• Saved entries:
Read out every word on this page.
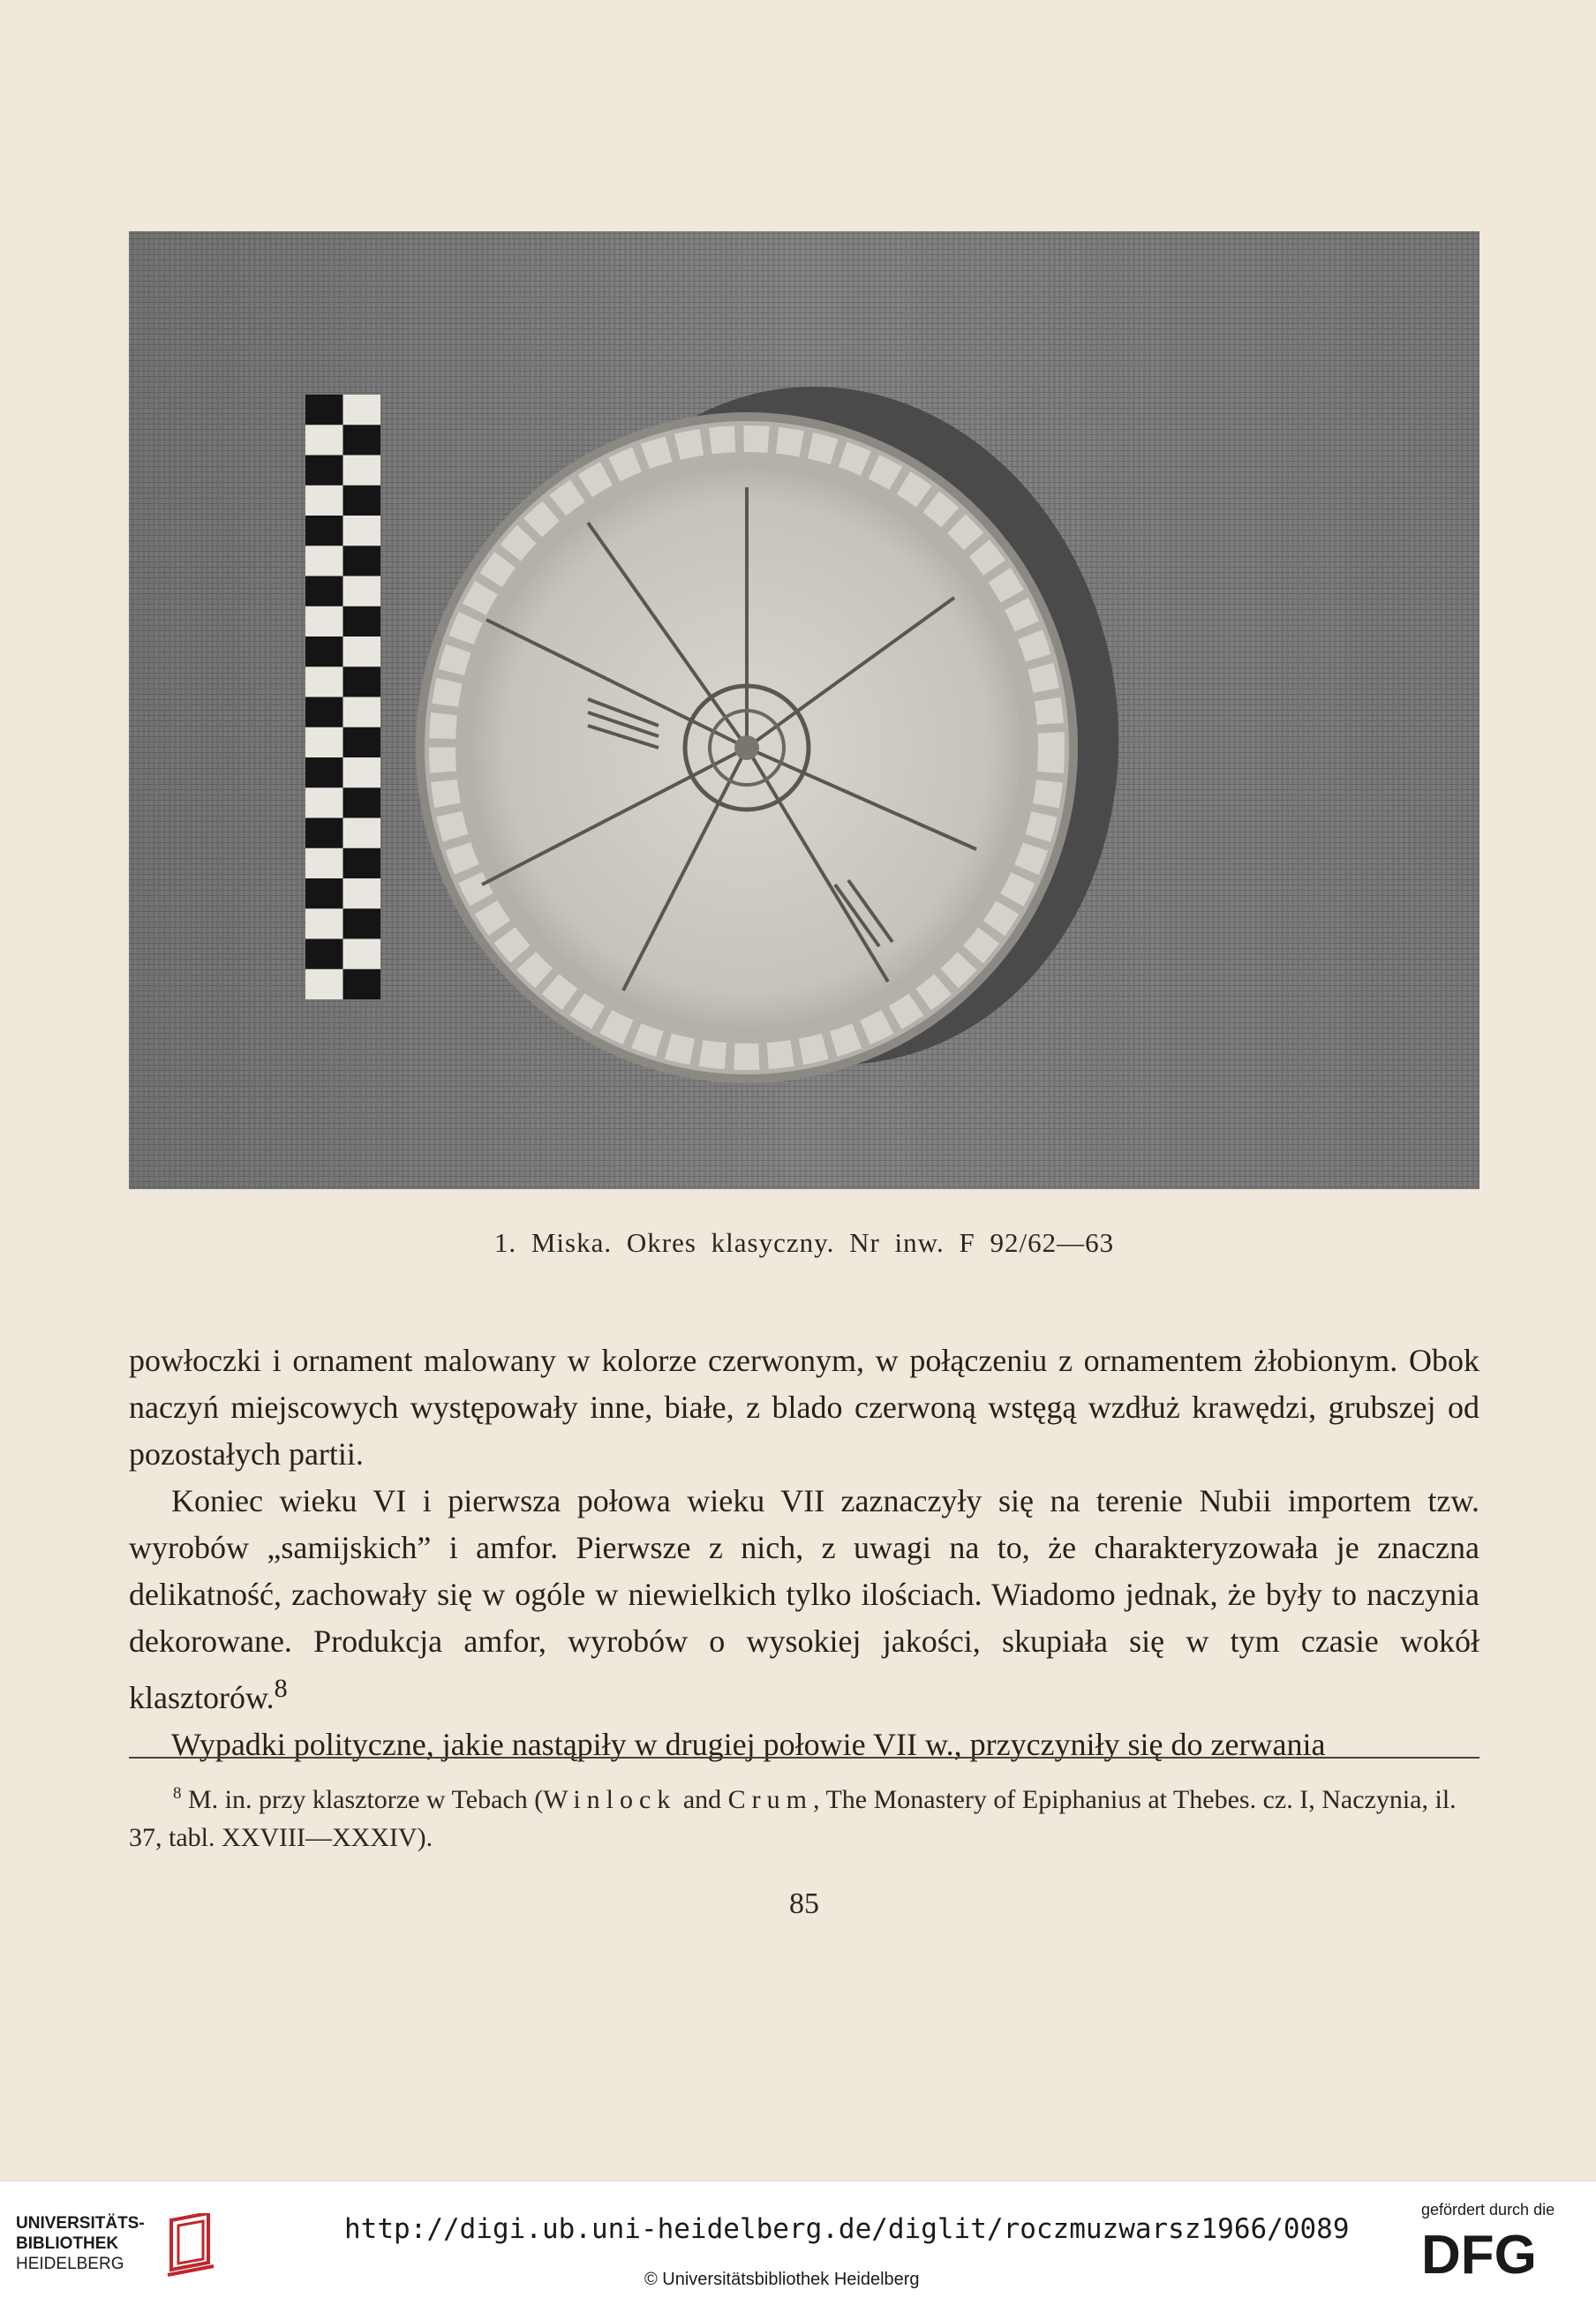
1. Miska. Okres klasyczny. Nr inw. F 92/62—63

powłoczki i ornament malowany w kolorze czerwonym, w połączeniu z ornamentem żłobionym. Obok naczyń miejscowych występowały inne, białe, z blado czerwoną wstęgą wzdłuż krawędzi, grubszej od pozostałych partii.

Koniec wieku VI i pierwsza połowa wieku VII zaznaczyły się na terenie Nubii importem tzw. wyrobów „samijskich” i amfor. Pierwsze z nich, z uwagi na to, że charakteryzowała je znaczna delikatność, zachowały się w ogóle w niewielkich tylko ilościach. Wiadomo jednak, że były to naczynia dekorowane. Produkcja amfor, wyrobów o wysokiej jakości, skupiała się w tym czasie wokół klasztorów.$^8$

Wypadki polityczne, jakie nastąpiły w drugiej połowie VII w., przyczyniły się do zerwania

$^8$ M. in. przy klasztorze w Tebach (Winlock and Crum, The Monastery of Epiphanius at Thebes. cz. I, Naczynia, il. 37, tabl. XXVIII—XXXIV).
85
UNIVERSITÄTS-
BIBLIOTHEK
HEIDELBERG
http://digi.ub.uni-heidelberg.de/diglit/roczmuzwarsz1966/0089
© Universitätsbibliothek Heidelberg
gefördert durch die
DFG
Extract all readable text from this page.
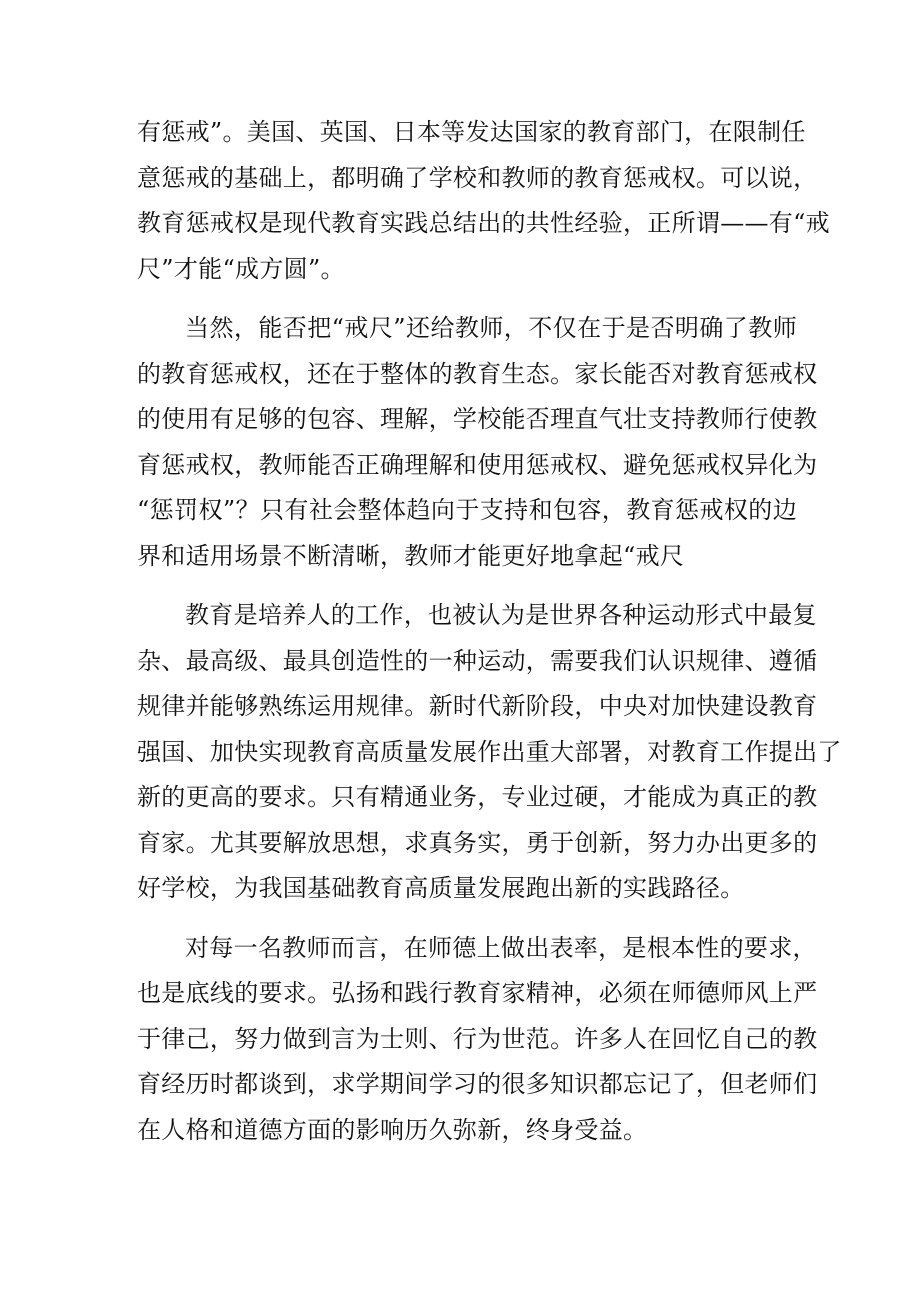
有惩戒”。美国、英国、日本等发达国家的教育部门，在限制任
意惩戒的基础上，都明确了学校和教师的教育惩戒权。可以说，
教育惩戒权是现代教育实践总结出的共性经验，正所谓——有“戒
尺”才能“成方圆”。
当然，能否把“戒尺”还给教师，不仅在于是否明确了教师
的教育惩戒权，还在于整体的教育生态。家长能否对教育惩戒权
的使用有足够的包容、理解，学校能否理直气壮支持教师行使教
育惩戒权，教师能否正确理解和使用惩戒权、避免惩戒权异化为
“惩罚权”？只有社会整体趋向于支持和包容，教育惩戒权的边
界和适用场景不断清晰，教师才能更好地拿起“戒尺
教育是培养人的工作，也被认为是世界各种运动形式中最复
杂、最高级、最具创造性的一种运动，需要我们认识规律、遵循
规律并能够熟练运用规律。新时代新阶段，中央对加快建设教育
强国、加快实现教育高质量发展作出重大部署，对教育工作提出了
新的更高的要求。只有精通业务，专业过硬，才能成为真正的教
育家。尤其要解放思想，求真务实，勇于创新，努力办出更多的
好学校，为我国基础教育高质量发展跑出新的实践路径。
对每一名教师而言，在师德上做出表率，是根本性的要求，
也是底线的要求。弘扬和践行教育家精神，必须在师德师风上严
于律己，努力做到言为士则、行为世范。许多人在回忆自己的教
育经历时都谈到，求学期间学习的很多知识都忘记了，但老师们
在人格和道德方面的影响历久弥新，终身受益。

• Task details: Your task is to list each line of the records with the word "page".

• Solution to this exercise:
Read out every word on this page.
Extract all readable text from this page.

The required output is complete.